┌──

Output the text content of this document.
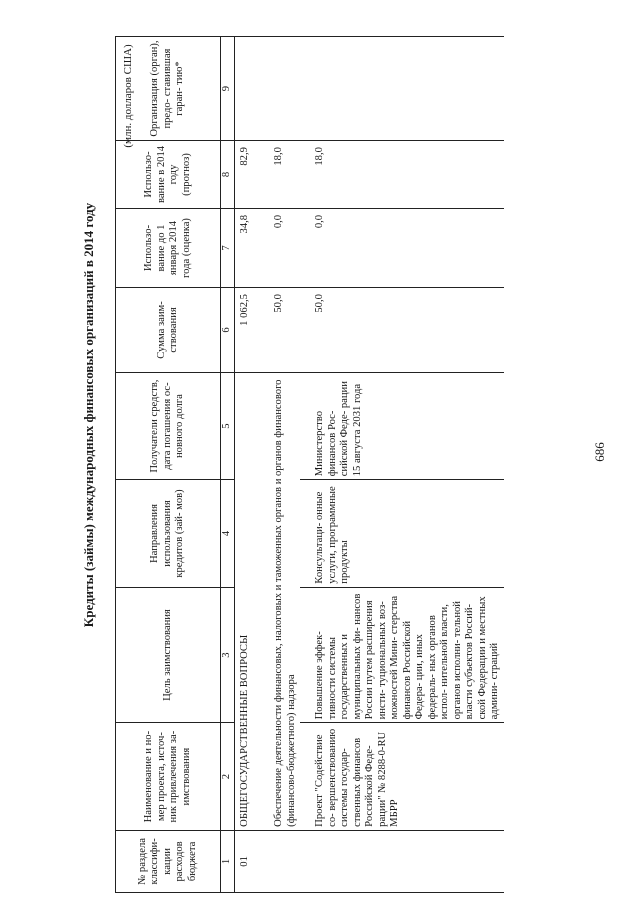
686
Кредиты (займы) международных финансовых организаций в 2014 году
(млн. долларов США)
№ раздела классифи- кации расходов бюджета	Наименование и но- мер проекта, источ- ник привлечения за- имствования	Цель заимствования	Направления использования кредитов (зай- мов)	Получатели средств, дата погашения ос- новного долга	Сумма заим- ствования	Использо- вание до 1 января 2014 года (оценка)	Использо- вание в 2014 году (прогноз)	Организация (орган), предо- ставившая гаран- тию*
1	2	3	4	5	6	7	8	9
01	ОБЩЕГОСУДАРСТВЕННЫЕ ВОПРОСЫ				1 062,5	34,8	82,9	
	Обеспечение деятельности финансовых, налоговых и таможенных органов и органов финансового (финансово-бюджетного) надзора				50,0	0,0	18,0	
	Проект "Содействие со- вершенствованию системы государ- ственных финансов Российской Феде- рации" № 8288-0-RU МБРР	Повышение эффек- тивности системы государственных и муниципальных фи- нансов России путем расширения инсти- туциональных воз- можностей Мини- стерства финансов Российской Федера- ции, иных федераль- ных органов испол- нительной власти, органов исполни- тельной власти субъектов Россий- ской Федерации и местных админи- страций	Консультаци- онные услуги, программные продукты	Министерство финансов Рос- сийской Феде- рации 15 августа 2031 года	50,0	0,0	18,0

└──

● Task brief: Copy every entry word for word, but omit the pictures.

● Task output:
Output the text content of this document.
686
Кредиты (займы) международных финансовых организаций в 2014 году
(млн. долларов США)
№ раздела классифи- кации расходов бюджета	Наименование и но- мер проекта, источ- ник привлечения за- имствования	Цель заимствования	Направления использования кредитов (зай- мов)	Получатели средств, дата погашения ос- новного долга	Сумма заим- ствования	Использо- вание до 1 января 2014 года (оценка)	Использо- вание в 2014 году (прогноз)	Организация (орган), предо- ставившая гаран- тию*
1	2	3	4	5	6	7	8	9
01	ОБЩЕГОСУДАРСТВЕННЫЕ ВОПРОСЫ				1 062,5	34,8	82,9	
	Обеспечение деятельности финансовых, налоговых и таможенных органов и органов финансового (финансово-бюджетного) надзора				50,0	0,0	18,0	
	Проект "Содействие со- вершенствованию системы государ- ственных финансов Российской Феде- рации" № 8288-0-RU МБРР	Повышение эффек- тивности системы государственных и муниципальных фи- нансов России путем расширения инсти- туциональных воз- можностей Мини- стерства финансов Российской Федера- ции, иных федераль- ных органов испол- нительной власти, органов исполни- тельной власти субъектов Россий- ской Федерации и местных админи- страций	Консультаци- онные услуги, программные продукты	Министерство финансов Рос- сийской Феде- рации 15 августа 2031 года	50,0	0,0	18,0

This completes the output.